### What you will do
Find the lines holding "الدين" and copy them.

───── Data for this task ─────

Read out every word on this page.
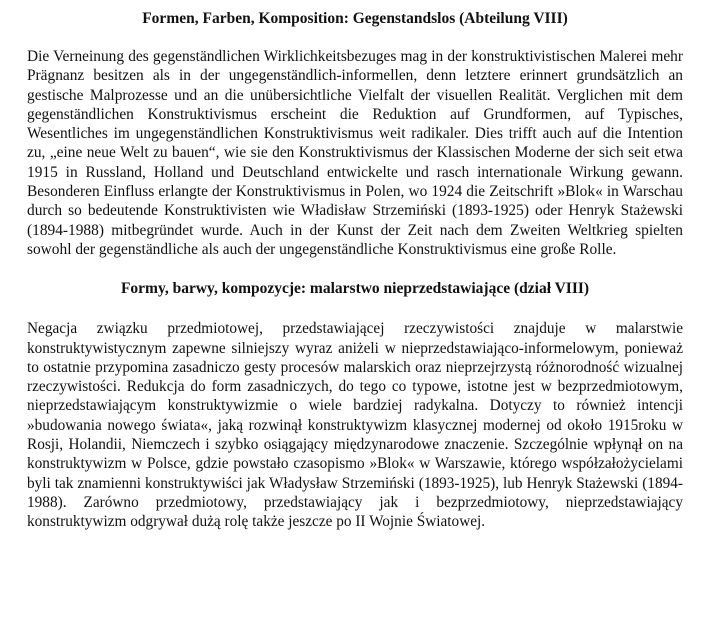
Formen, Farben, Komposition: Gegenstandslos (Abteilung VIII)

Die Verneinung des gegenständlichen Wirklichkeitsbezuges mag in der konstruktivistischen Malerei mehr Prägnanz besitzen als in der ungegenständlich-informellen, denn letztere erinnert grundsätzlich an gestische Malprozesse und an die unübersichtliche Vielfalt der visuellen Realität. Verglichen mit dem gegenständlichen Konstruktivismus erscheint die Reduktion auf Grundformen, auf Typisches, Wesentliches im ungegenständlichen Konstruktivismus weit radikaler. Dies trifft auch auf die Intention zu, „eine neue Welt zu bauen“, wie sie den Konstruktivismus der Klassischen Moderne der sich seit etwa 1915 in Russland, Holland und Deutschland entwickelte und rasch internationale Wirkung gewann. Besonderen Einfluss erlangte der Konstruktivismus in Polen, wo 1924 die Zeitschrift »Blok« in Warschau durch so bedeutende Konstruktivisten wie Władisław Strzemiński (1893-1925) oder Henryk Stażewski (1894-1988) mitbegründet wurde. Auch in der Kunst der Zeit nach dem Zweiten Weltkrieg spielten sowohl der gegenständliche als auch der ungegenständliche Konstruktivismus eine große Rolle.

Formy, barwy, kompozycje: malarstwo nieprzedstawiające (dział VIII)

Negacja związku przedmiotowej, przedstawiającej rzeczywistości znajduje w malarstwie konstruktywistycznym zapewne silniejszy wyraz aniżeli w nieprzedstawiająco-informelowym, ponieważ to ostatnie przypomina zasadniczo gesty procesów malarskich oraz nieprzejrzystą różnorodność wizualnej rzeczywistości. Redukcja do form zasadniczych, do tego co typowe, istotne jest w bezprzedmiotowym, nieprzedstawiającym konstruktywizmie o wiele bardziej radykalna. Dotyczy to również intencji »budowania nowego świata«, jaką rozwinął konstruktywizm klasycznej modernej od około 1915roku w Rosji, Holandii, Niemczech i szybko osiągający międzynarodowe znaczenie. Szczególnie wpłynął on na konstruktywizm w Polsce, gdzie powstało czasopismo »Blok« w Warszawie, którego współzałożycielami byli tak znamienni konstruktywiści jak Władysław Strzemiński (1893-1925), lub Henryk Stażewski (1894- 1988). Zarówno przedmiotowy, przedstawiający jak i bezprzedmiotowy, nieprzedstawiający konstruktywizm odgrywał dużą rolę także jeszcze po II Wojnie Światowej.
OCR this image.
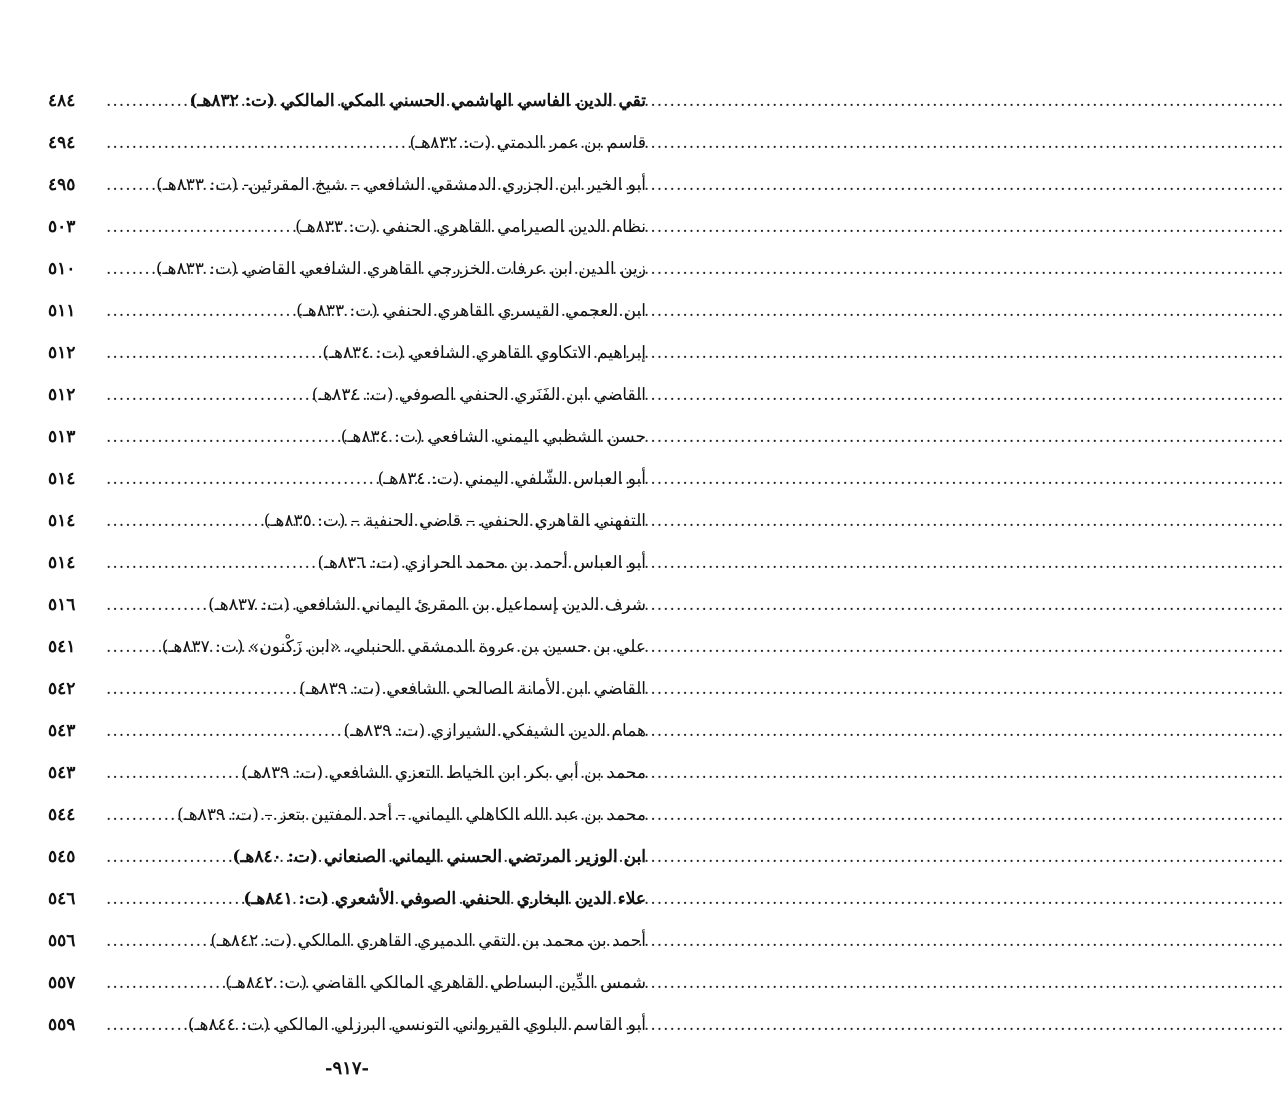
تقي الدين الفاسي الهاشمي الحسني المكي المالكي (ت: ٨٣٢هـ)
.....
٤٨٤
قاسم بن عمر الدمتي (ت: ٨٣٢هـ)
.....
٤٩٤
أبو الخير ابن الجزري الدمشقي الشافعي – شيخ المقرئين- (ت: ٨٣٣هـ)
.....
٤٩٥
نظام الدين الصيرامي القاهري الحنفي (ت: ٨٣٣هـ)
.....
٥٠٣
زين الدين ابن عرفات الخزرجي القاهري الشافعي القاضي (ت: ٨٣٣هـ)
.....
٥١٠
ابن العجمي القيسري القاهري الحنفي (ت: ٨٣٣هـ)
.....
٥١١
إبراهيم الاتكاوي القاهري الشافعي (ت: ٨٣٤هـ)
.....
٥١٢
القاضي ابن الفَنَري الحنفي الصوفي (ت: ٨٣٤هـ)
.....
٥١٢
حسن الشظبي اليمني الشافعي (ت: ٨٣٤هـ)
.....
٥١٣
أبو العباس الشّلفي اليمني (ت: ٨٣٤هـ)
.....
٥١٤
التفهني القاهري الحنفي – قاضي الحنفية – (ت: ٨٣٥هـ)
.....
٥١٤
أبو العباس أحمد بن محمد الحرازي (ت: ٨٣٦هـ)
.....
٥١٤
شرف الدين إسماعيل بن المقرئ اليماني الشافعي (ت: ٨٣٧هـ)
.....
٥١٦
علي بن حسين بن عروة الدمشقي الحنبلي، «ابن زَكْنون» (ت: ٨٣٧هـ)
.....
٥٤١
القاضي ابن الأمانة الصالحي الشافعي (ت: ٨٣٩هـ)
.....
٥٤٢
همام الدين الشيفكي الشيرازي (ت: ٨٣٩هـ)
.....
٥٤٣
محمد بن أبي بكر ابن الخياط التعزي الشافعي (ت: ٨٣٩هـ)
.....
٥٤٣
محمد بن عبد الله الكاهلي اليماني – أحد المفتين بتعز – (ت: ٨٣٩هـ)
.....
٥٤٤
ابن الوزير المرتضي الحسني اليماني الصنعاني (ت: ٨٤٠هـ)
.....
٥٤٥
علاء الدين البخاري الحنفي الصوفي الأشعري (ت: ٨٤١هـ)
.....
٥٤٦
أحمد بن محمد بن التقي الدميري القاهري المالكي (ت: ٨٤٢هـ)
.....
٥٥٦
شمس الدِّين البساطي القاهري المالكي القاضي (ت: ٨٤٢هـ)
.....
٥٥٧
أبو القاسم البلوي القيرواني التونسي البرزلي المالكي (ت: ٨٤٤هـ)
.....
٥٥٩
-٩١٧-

─────

### Result of the task
تقي الدين الفاسي الهاشمي الحسني المكي المالكي (ت: ٨٣٢هـ)
نظام الدين الصيرامي القاهري الحنفي (ت: ٨٣٣هـ)
زين الدين ابن عرفات الخزرجي القاهري الشافعي القاضي (ت: ٨٣٣هـ)
شرف الدين إسماعيل بن المقرئ اليماني الشافعي (ت: ٨٣٧هـ)
همام الدين الشيفكي الشيرازي (ت: ٨٣٩هـ)
علاء الدين البخاري الحنفي الصوفي الأشعري (ت: ٨٤١هـ)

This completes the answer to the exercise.